AIM -> Collect each line containing "distribution".

(Figure data in JSON)

——

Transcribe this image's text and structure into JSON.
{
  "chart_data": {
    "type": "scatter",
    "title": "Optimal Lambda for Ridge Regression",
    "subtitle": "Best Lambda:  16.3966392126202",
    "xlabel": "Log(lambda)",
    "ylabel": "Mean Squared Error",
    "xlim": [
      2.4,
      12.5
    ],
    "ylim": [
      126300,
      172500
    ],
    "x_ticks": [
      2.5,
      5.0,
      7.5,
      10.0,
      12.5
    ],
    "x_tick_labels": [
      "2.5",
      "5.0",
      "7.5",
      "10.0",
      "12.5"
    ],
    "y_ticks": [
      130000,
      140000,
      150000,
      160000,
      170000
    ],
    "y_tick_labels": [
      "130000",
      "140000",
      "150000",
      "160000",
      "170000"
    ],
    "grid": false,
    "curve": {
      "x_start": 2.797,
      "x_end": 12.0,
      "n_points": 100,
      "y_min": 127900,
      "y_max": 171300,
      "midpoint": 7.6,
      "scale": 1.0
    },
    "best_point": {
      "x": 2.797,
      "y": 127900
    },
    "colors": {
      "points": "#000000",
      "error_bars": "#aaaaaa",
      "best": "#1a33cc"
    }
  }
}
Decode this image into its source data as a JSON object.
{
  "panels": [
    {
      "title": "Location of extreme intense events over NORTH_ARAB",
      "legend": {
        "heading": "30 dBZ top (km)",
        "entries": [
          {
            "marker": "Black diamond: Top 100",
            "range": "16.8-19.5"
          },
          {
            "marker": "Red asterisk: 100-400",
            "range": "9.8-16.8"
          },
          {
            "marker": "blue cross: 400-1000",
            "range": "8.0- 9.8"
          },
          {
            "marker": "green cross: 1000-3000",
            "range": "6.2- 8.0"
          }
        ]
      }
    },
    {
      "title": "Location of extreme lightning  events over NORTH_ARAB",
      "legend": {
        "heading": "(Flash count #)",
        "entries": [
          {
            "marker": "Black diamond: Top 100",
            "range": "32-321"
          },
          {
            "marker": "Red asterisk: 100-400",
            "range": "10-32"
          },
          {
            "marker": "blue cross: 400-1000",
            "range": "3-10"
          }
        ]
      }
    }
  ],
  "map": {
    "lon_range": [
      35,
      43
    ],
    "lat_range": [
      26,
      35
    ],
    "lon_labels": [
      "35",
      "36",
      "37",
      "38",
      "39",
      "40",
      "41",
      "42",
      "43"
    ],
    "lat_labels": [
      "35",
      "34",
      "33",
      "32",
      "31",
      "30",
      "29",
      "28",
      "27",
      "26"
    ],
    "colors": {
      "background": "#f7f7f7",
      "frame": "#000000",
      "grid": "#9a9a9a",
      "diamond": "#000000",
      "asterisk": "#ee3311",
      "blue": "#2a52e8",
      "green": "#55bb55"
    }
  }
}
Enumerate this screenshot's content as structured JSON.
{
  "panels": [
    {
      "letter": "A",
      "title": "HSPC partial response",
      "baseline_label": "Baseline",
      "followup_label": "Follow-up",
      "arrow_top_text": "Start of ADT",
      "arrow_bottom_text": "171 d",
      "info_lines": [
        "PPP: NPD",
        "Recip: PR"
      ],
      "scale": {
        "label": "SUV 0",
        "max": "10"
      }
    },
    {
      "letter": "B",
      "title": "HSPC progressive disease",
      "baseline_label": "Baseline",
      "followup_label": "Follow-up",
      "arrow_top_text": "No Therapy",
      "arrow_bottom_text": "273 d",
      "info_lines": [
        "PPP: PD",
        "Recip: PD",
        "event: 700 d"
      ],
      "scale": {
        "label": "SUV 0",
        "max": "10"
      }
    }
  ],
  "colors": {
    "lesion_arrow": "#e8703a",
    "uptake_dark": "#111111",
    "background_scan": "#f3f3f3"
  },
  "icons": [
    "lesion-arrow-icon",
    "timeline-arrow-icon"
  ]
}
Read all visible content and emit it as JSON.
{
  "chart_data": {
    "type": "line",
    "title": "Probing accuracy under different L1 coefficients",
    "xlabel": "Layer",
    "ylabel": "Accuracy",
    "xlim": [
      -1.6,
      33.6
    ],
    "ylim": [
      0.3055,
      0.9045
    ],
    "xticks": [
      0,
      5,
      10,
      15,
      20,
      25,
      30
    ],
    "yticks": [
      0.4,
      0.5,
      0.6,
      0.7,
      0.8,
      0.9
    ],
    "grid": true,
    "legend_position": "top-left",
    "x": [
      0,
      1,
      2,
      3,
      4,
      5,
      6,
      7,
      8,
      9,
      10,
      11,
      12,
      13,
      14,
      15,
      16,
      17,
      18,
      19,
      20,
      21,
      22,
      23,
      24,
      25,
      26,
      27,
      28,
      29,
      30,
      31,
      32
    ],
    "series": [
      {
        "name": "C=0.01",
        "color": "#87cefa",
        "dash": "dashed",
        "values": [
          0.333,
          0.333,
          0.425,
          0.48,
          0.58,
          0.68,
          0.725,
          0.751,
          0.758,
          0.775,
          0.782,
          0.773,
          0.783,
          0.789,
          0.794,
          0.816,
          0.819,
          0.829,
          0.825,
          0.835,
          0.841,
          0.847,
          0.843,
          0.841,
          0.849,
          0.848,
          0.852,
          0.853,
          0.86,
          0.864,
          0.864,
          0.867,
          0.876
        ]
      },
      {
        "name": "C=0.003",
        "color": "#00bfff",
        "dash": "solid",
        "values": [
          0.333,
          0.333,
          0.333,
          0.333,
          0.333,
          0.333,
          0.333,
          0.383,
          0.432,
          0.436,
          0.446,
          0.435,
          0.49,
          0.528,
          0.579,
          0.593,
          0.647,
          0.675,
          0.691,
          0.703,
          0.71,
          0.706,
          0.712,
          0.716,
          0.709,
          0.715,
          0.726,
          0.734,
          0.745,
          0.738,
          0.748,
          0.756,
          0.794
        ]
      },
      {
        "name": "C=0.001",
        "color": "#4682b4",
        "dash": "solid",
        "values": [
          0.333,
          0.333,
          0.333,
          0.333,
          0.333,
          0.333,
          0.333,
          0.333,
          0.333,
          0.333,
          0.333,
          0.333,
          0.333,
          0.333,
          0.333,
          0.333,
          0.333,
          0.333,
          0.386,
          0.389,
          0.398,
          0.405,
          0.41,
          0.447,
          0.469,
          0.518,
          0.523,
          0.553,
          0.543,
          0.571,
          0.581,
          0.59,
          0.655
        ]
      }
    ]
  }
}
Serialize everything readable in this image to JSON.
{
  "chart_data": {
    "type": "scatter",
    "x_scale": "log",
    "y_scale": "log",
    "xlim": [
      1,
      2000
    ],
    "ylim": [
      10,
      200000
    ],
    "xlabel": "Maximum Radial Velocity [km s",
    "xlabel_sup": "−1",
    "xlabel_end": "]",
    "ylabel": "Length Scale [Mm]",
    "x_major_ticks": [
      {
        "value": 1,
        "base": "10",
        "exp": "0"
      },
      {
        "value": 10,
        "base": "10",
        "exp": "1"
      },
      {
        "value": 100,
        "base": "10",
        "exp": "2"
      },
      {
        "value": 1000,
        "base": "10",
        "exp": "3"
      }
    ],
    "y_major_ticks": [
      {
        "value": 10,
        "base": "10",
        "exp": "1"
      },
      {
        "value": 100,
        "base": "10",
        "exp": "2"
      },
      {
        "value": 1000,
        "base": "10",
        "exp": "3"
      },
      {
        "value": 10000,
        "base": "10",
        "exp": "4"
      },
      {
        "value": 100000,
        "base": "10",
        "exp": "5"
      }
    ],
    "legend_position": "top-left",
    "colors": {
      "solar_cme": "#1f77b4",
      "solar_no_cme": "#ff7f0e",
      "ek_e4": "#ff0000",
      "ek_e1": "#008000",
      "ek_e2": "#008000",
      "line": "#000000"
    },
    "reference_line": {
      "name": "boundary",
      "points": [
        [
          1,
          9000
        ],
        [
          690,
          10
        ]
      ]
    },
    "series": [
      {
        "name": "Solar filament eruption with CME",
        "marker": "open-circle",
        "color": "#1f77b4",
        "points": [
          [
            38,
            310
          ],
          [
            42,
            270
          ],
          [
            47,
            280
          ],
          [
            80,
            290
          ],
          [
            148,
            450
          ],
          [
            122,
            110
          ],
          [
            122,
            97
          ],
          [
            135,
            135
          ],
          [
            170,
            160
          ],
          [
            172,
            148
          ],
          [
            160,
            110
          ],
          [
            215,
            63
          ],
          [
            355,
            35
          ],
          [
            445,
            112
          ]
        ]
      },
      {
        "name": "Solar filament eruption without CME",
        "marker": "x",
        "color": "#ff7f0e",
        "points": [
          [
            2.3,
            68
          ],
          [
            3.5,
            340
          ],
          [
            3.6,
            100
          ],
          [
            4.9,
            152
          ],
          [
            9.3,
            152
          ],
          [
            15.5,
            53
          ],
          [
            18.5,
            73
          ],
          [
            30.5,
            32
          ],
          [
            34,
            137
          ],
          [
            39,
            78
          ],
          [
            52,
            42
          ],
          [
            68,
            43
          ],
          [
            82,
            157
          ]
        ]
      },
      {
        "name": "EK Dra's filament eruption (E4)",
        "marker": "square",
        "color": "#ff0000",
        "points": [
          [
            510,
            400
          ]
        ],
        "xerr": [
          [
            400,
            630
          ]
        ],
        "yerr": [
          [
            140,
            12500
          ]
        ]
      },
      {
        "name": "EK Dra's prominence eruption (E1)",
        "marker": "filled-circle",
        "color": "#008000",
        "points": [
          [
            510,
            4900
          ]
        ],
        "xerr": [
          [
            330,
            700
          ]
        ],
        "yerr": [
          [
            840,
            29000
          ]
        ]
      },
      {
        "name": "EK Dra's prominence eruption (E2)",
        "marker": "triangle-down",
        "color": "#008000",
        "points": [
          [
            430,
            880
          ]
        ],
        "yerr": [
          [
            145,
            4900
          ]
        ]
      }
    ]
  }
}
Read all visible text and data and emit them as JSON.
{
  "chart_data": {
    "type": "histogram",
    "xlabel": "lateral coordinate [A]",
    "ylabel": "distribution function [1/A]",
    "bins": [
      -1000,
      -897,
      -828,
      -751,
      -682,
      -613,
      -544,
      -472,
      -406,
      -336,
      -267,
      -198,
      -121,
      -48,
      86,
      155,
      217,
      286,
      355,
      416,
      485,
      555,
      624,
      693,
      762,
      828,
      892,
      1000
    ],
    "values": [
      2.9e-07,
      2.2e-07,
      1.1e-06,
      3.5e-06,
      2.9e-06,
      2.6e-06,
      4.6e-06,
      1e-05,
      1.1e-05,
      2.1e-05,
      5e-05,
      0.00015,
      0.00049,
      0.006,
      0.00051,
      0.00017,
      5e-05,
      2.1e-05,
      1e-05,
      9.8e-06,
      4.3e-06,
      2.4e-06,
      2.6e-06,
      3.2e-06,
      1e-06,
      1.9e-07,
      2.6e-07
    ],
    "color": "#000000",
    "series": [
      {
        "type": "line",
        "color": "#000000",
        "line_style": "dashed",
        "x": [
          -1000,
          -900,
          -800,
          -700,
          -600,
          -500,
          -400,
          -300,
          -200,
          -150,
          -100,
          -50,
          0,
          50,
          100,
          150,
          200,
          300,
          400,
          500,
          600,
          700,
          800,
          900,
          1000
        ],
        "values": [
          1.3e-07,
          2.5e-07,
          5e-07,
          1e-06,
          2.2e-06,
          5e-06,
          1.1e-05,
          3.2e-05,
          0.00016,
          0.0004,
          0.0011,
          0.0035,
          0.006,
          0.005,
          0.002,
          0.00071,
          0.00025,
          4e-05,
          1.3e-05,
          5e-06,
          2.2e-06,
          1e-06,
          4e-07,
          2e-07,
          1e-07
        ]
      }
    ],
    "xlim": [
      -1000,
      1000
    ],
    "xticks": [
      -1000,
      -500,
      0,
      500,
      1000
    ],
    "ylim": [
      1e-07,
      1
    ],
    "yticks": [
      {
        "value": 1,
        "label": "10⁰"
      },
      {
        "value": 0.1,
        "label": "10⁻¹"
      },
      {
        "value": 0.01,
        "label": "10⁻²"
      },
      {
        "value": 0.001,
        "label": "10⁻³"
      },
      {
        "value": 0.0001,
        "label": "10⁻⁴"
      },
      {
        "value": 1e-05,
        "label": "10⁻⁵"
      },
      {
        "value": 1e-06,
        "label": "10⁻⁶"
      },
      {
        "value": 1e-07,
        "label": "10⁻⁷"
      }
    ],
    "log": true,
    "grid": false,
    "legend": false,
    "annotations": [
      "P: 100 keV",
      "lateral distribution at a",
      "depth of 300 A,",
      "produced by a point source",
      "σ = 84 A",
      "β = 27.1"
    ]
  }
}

——

THE SOLUTION ->
    "ylabel": "distribution function [1/A]",
      "lateral distribution at a",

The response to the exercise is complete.